Work out how many lines hold "Antal". Give the number and nothing else.
= = = = =
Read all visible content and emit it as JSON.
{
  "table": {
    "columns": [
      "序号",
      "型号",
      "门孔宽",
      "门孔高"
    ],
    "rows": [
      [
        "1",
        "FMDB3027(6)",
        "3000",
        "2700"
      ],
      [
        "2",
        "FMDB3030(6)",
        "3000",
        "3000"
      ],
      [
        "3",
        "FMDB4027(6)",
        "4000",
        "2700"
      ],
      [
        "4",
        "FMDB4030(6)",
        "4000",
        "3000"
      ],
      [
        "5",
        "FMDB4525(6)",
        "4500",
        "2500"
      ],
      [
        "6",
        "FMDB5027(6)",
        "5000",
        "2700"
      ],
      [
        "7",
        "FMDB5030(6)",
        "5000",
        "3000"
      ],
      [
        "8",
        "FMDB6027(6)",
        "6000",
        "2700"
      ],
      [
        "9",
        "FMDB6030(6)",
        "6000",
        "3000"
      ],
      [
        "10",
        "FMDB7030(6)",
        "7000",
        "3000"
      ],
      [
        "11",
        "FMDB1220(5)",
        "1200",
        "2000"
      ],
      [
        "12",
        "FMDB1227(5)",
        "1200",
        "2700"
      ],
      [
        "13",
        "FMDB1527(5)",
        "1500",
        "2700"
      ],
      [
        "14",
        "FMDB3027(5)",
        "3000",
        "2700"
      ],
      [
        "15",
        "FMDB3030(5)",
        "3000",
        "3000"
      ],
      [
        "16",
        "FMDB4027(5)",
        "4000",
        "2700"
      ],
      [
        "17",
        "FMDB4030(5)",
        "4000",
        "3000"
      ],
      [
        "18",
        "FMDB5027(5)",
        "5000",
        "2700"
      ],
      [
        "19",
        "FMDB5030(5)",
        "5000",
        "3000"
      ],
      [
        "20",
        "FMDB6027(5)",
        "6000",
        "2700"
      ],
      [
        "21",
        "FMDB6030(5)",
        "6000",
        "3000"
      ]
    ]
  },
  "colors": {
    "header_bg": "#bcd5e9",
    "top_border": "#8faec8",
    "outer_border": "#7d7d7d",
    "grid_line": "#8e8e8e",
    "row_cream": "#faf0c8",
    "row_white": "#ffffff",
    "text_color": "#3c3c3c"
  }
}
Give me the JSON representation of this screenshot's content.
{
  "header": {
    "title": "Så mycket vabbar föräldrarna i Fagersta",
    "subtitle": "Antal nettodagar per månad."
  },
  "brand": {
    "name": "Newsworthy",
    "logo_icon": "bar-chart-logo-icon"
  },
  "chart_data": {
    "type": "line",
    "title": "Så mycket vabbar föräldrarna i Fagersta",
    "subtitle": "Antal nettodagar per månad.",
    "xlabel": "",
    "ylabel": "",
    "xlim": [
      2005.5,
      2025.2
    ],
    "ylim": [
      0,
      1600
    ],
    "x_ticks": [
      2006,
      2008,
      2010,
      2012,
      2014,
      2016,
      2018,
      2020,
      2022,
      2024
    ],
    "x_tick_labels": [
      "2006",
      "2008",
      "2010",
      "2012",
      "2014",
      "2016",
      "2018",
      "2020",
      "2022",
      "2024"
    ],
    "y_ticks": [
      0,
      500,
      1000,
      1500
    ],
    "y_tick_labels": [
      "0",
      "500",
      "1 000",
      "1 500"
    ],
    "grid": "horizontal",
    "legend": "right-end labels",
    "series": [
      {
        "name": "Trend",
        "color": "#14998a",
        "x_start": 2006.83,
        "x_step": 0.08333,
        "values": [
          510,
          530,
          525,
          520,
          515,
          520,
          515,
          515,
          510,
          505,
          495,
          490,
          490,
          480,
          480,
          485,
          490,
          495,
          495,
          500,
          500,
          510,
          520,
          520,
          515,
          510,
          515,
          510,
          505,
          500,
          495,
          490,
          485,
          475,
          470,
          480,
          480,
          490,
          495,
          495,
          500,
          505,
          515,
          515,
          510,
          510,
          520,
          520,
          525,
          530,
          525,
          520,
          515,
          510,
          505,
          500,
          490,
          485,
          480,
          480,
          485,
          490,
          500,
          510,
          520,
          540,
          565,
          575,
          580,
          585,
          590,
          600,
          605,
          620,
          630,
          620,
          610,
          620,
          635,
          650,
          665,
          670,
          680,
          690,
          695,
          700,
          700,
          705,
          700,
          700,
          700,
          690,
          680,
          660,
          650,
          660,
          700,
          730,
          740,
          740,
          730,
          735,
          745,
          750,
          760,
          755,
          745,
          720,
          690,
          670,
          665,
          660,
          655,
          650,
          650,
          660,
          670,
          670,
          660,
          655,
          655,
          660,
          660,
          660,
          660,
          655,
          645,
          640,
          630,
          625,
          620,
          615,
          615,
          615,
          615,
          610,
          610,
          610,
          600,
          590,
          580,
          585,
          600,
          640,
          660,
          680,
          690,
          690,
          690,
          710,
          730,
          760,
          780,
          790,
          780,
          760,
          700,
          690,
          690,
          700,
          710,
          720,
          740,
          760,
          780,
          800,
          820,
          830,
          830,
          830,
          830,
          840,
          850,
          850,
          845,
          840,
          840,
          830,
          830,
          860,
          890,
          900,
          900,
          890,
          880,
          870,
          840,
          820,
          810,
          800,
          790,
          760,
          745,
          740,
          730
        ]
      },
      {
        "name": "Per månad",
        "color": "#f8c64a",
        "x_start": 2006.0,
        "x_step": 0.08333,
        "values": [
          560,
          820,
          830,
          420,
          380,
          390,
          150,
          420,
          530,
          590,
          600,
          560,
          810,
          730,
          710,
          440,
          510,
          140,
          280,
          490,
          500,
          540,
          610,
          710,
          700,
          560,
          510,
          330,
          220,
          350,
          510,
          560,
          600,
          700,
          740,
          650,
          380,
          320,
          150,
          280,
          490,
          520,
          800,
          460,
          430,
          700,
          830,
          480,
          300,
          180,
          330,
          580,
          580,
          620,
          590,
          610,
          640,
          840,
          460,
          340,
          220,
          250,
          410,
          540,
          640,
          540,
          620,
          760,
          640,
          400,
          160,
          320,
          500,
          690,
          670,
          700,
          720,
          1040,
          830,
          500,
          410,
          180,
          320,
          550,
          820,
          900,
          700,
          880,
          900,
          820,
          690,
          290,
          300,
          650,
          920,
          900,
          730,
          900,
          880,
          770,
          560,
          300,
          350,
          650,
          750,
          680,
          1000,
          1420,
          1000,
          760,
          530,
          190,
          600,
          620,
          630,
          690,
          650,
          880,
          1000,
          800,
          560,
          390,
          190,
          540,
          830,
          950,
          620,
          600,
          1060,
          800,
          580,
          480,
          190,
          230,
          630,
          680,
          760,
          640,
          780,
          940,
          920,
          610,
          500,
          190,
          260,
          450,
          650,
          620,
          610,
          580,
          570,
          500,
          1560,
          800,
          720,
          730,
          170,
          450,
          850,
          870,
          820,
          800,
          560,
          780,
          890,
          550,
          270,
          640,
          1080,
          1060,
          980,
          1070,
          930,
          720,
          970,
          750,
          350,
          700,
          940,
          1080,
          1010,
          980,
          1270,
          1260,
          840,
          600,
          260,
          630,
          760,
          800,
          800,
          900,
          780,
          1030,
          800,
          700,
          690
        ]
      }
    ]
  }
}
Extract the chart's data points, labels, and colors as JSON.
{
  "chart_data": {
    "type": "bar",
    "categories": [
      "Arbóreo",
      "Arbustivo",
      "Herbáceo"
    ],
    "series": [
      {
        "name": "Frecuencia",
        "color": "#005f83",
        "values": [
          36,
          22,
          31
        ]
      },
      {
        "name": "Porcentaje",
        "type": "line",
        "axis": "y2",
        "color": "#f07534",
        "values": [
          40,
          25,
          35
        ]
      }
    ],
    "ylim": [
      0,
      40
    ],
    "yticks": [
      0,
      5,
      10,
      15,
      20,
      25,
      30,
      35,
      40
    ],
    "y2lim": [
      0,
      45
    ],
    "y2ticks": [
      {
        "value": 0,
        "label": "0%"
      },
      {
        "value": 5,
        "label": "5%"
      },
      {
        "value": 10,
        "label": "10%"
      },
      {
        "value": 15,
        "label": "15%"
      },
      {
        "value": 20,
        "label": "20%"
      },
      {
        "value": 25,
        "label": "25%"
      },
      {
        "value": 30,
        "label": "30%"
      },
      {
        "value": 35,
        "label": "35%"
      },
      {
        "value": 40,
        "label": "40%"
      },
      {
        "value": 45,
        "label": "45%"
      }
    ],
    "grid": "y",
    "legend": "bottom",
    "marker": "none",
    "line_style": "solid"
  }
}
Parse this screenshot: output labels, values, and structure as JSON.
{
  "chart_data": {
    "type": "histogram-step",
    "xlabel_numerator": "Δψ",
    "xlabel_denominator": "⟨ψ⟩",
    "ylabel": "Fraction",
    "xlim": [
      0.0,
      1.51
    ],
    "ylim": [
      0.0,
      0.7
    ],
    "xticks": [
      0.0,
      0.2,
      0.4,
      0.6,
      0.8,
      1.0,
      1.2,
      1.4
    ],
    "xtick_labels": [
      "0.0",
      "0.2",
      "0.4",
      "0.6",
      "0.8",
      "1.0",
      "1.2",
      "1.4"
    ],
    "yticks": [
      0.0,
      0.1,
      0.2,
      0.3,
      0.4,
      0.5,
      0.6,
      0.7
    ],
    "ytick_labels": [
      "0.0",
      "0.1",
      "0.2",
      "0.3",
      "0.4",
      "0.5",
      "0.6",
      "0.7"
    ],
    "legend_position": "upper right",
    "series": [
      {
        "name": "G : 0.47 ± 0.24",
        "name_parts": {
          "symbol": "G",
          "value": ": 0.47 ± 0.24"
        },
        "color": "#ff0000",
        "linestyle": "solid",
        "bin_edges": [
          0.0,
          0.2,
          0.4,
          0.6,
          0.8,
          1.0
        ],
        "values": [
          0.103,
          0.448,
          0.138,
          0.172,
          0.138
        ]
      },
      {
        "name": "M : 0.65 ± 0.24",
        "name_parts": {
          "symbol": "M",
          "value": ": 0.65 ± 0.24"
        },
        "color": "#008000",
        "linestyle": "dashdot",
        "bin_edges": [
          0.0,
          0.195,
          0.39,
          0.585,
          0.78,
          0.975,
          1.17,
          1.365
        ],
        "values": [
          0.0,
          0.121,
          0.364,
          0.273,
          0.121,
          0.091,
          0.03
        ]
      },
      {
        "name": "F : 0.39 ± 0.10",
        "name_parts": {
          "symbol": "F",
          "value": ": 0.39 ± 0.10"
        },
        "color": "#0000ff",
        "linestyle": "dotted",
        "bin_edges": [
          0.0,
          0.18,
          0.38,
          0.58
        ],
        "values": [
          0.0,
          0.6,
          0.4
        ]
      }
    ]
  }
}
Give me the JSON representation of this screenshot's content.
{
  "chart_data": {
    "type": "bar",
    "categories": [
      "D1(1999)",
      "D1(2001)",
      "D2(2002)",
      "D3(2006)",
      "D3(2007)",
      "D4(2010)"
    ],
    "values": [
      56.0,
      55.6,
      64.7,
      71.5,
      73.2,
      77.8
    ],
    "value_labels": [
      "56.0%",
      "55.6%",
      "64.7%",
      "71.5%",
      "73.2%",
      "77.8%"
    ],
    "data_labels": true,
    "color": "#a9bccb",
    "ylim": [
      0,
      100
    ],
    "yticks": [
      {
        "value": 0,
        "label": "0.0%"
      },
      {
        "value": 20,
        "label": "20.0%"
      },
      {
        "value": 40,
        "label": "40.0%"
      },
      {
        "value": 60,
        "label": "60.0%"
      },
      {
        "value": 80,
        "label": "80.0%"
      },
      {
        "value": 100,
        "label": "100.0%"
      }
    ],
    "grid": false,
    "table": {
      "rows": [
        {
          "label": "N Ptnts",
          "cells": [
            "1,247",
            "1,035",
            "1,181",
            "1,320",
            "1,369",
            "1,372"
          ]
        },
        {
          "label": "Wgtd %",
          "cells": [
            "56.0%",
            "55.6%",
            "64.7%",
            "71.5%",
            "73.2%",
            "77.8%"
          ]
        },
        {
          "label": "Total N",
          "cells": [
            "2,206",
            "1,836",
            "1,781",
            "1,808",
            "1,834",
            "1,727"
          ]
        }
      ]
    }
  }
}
= = = = =
## Final result
2